• _WHAT NEEDS TO BE DONE_
Reproduce the closing part of the entries exactly: the line with "Parse this screenshot: output" and all lines after it, ending with the last line, and nothing else.

· · · · · · ·

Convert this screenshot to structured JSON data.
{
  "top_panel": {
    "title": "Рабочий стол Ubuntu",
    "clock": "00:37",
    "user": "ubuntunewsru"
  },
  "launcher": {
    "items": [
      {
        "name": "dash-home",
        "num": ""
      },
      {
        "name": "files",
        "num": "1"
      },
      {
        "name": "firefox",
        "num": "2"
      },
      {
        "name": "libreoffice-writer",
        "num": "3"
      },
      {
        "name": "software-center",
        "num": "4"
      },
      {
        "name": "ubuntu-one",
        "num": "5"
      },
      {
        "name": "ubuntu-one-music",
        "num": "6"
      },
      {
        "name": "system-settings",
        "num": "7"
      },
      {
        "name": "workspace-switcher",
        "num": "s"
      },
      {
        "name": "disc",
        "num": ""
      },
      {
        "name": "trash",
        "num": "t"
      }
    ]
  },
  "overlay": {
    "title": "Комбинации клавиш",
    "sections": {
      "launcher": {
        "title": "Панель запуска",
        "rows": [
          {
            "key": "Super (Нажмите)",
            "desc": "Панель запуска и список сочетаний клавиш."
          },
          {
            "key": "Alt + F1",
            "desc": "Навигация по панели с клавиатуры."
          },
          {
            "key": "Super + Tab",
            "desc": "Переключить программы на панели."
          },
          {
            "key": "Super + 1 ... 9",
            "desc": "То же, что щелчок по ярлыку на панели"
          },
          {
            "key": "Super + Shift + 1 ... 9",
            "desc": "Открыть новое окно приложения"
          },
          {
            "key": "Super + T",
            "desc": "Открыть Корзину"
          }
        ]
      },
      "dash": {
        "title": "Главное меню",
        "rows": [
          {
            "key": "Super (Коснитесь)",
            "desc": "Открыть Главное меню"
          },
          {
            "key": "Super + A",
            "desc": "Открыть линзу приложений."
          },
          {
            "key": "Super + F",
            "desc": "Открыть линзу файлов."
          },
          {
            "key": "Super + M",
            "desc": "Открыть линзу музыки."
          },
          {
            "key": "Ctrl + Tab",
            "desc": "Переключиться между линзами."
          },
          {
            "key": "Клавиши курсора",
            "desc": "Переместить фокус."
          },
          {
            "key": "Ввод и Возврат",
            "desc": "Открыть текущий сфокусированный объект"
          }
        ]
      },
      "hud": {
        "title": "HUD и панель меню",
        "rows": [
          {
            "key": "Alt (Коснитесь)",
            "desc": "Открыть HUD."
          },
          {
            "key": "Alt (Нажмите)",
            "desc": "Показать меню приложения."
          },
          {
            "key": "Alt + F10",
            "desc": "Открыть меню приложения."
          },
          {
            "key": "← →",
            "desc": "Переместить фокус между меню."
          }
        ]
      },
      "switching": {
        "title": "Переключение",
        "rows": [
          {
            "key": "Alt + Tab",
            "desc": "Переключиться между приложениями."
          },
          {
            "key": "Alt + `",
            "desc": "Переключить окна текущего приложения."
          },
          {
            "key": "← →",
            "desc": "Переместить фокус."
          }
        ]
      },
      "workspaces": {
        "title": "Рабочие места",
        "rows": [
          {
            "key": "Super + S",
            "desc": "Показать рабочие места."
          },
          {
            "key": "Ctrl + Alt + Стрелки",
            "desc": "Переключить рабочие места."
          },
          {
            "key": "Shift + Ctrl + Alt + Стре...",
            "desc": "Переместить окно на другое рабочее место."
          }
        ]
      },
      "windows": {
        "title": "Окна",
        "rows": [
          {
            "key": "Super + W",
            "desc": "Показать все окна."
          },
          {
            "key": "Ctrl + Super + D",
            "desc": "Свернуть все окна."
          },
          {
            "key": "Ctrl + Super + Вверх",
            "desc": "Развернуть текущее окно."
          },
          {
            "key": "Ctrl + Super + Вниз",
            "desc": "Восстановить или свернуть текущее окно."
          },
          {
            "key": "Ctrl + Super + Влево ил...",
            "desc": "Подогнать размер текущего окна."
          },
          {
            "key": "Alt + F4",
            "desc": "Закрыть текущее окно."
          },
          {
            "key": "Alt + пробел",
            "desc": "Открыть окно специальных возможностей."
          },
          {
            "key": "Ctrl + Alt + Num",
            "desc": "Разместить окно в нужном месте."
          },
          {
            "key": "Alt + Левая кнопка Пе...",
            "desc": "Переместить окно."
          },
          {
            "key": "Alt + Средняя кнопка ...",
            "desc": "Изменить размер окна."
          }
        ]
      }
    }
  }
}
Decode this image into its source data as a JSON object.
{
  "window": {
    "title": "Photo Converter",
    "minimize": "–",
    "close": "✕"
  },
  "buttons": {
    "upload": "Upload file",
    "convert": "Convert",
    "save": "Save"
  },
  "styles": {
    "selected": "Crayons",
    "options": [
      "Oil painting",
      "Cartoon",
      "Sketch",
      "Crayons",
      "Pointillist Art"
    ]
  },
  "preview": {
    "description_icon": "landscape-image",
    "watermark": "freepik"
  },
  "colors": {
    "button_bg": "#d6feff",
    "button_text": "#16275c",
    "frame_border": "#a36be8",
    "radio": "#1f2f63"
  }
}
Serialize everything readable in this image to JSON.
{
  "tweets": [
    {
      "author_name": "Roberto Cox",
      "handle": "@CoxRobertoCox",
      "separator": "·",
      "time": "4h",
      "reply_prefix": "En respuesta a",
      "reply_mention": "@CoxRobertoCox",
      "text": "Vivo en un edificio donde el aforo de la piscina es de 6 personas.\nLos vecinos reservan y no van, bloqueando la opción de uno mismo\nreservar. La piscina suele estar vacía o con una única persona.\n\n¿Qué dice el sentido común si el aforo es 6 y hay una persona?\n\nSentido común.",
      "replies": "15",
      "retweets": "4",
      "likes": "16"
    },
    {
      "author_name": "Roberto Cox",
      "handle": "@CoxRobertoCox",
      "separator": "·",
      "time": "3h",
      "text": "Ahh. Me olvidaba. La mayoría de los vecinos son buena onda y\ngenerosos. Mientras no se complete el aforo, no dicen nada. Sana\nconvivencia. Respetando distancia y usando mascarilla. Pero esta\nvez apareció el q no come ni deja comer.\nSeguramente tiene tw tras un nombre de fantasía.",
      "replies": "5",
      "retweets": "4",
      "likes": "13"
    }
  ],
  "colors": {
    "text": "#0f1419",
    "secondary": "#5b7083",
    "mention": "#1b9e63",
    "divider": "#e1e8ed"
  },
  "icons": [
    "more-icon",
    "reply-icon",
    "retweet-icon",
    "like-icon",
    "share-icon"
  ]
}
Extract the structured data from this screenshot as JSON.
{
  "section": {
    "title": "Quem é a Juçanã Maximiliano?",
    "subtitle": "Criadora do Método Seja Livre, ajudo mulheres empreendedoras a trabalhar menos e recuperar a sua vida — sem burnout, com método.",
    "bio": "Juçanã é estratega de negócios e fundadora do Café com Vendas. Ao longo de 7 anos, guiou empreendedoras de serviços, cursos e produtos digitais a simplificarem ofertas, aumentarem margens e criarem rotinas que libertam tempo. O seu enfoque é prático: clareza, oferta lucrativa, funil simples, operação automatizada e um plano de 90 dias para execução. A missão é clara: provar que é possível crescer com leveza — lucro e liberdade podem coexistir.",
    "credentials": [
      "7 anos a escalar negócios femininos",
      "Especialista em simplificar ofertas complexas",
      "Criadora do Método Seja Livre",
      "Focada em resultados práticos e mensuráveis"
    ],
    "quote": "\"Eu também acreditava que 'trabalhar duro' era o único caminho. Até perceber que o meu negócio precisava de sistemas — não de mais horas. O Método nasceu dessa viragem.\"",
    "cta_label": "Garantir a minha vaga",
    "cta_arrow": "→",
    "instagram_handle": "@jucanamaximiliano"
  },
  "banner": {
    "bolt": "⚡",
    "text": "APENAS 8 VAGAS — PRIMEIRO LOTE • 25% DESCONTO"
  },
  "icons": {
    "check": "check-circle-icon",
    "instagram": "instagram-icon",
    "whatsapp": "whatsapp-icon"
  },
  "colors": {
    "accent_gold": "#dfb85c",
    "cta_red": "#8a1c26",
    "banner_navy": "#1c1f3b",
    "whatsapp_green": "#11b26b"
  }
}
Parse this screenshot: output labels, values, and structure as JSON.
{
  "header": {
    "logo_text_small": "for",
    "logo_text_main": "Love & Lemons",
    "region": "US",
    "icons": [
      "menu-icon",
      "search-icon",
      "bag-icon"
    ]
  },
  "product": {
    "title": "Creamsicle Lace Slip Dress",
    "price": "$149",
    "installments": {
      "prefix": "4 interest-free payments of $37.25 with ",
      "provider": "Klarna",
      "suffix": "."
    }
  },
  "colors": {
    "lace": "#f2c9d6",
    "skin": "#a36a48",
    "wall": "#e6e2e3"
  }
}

· · · · · · ·

• _FULL ANSWER_
Parse this screenshot: output labels, values, and structure as JSON.
{
  "header": {
    "logo_text_small": "for",
    "logo_text_main": "Love & Lemons",
    "region": "US",
    "icons": [
      "menu-icon",
      "search-icon",
      "bag-icon"
    ]
  },
  "product": {
    "title": "Creamsicle Lace Slip Dress",
    "price": "$149",
    "installments": {
      "prefix": "4 interest-free payments of $37.25 with ",
      "provider": "Klarna",
      "suffix": "."
    }
  },
  "colors": {
    "lace": "#f2c9d6",
    "skin": "#a36a48",
    "wall": "#e6e2e3"
  }
}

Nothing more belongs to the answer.